Problem requirements: Copy out every line of the records below again, word for word and in the same order, changing nothing.

---*---

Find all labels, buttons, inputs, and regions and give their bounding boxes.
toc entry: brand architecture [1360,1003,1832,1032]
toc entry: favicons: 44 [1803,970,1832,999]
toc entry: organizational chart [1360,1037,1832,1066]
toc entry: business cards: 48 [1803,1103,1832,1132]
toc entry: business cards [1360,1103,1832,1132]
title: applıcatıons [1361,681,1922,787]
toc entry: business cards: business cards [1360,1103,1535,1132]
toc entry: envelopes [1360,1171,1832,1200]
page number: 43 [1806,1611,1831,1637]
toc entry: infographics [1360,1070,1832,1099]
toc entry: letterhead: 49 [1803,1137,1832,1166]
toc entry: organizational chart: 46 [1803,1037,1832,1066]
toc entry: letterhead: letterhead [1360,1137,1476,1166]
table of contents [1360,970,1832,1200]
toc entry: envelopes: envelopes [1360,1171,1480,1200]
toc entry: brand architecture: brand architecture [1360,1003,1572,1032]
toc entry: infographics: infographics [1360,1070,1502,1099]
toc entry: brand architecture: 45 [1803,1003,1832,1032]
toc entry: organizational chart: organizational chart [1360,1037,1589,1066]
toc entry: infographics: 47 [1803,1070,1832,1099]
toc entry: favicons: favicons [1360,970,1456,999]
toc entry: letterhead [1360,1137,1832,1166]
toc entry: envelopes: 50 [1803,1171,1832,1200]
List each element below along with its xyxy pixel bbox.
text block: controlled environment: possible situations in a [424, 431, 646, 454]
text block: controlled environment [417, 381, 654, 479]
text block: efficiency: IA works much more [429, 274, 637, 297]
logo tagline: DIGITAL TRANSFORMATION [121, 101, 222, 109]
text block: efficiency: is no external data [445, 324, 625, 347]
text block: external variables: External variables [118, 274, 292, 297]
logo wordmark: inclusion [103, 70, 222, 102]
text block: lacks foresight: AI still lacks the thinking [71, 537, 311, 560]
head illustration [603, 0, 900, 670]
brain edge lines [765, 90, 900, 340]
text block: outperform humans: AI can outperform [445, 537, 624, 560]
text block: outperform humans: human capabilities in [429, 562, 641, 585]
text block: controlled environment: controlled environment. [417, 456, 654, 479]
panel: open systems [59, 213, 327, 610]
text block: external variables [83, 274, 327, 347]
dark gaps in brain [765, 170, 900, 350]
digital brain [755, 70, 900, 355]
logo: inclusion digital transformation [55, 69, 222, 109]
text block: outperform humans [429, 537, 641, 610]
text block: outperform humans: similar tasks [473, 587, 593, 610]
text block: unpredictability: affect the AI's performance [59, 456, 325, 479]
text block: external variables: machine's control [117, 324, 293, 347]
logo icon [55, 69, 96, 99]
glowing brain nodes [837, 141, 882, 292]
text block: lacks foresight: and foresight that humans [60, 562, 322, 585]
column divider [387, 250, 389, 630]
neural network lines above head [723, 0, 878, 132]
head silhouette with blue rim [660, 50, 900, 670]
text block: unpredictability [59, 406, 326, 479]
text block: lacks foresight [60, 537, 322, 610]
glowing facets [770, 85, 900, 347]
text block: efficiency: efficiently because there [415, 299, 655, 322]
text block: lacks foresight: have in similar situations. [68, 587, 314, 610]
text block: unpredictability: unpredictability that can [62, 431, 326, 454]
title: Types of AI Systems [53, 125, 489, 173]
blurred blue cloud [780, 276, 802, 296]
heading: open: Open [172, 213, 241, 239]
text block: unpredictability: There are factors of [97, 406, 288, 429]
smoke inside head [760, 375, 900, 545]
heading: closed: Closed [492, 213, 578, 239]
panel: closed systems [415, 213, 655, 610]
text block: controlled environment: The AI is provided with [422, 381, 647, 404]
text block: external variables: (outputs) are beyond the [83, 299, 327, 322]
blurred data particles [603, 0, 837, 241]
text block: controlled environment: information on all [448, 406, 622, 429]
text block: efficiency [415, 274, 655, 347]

---*---

Problem solution:
Find all labels, buttons, inputs, and regions and give their bounding boxes.
toc entry: brand architecture [1360,1003,1832,1032]
toc entry: favicons: 44 [1803,970,1832,999]
toc entry: organizational chart [1360,1037,1832,1066]
toc entry: business cards: 48 [1803,1103,1832,1132]
toc entry: business cards [1360,1103,1832,1132]
title: applıcatıons [1361,681,1922,787]
toc entry: business cards: business cards [1360,1103,1535,1132]
toc entry: envelopes [1360,1171,1832,1200]
page number: 43 [1806,1611,1831,1637]
toc entry: infographics [1360,1070,1832,1099]
toc entry: letterhead: 49 [1803,1137,1832,1166]
toc entry: organizational chart: 46 [1803,1037,1832,1066]
toc entry: letterhead: letterhead [1360,1137,1476,1166]
table of contents [1360,970,1832,1200]
toc entry: envelopes: envelopes [1360,1171,1480,1200]
toc entry: brand architecture: brand architecture [1360,1003,1572,1032]
toc entry: infographics: infographics [1360,1070,1502,1099]
toc entry: brand architecture: 45 [1803,1003,1832,1032]
toc entry: organizational chart: organizational chart [1360,1037,1589,1066]
toc entry: infographics: 47 [1803,1070,1832,1099]
toc entry: favicons: favicons [1360,970,1456,999]
toc entry: letterhead [1360,1137,1832,1166]
toc entry: envelopes: 50 [1803,1171,1832,1200]
List each element below along with its xyxy pixel bbox.
text block: controlled environment: possible situations in a [424, 431, 646, 454]
text block: controlled environment [417, 381, 654, 479]
text block: efficiency: IA works much more [429, 274, 637, 297]
logo tagline: DIGITAL TRANSFORMATION [121, 101, 222, 109]
text block: efficiency: is no external data [445, 324, 625, 347]
text block: external variables: External variables [118, 274, 292, 297]
logo wordmark: inclusion [103, 70, 222, 102]
text block: lacks foresight: AI still lacks the thinking [71, 537, 311, 560]
head illustration [603, 0, 900, 670]
brain edge lines [765, 90, 900, 340]
text block: outperform humans: AI can outperform [445, 537, 624, 560]
text block: outperform humans: human capabilities in [429, 562, 641, 585]
text block: controlled environment: controlled environment. [417, 456, 654, 479]
panel: open systems [59, 213, 327, 610]
text block: external variables [83, 274, 327, 347]
dark gaps in brain [765, 170, 900, 350]
digital brain [755, 70, 900, 355]
logo: inclusion digital transformation [55, 69, 222, 109]
text block: outperform humans [429, 537, 641, 610]
text block: outperform humans: similar tasks [473, 587, 593, 610]
text block: unpredictability: affect the AI's performance [59, 456, 325, 479]
text block: external variables: machine's control [117, 324, 293, 347]
logo icon [55, 69, 96, 99]
glowing brain nodes [837, 141, 882, 292]
text block: lacks foresight: and foresight that humans [60, 562, 322, 585]
column divider [387, 250, 389, 630]
neural network lines above head [723, 0, 878, 132]
head silhouette with blue rim [660, 50, 900, 670]
text block: unpredictability [59, 406, 326, 479]
text block: lacks foresight [60, 537, 322, 610]
glowing facets [770, 85, 900, 347]
text block: efficiency: efficiently because there [415, 299, 655, 322]
text block: lacks foresight: have in similar situations. [68, 587, 314, 610]
text block: unpredictability: unpredictability that can [62, 431, 326, 454]
title: Types of AI Systems [53, 125, 489, 173]
blurred blue cloud [780, 276, 802, 296]
heading: open: Open [172, 213, 241, 239]
text block: unpredictability: There are factors of [97, 406, 288, 429]
smoke inside head [760, 375, 900, 545]
heading: closed: Closed [492, 213, 578, 239]
panel: closed systems [415, 213, 655, 610]
text block: controlled environment: The AI is provided with [422, 381, 647, 404]
text block: external variables: (outputs) are beyond the [83, 299, 327, 322]
blurred data particles [603, 0, 837, 241]
text block: controlled environment: information on all [448, 406, 622, 429]
text block: efficiency [415, 274, 655, 347]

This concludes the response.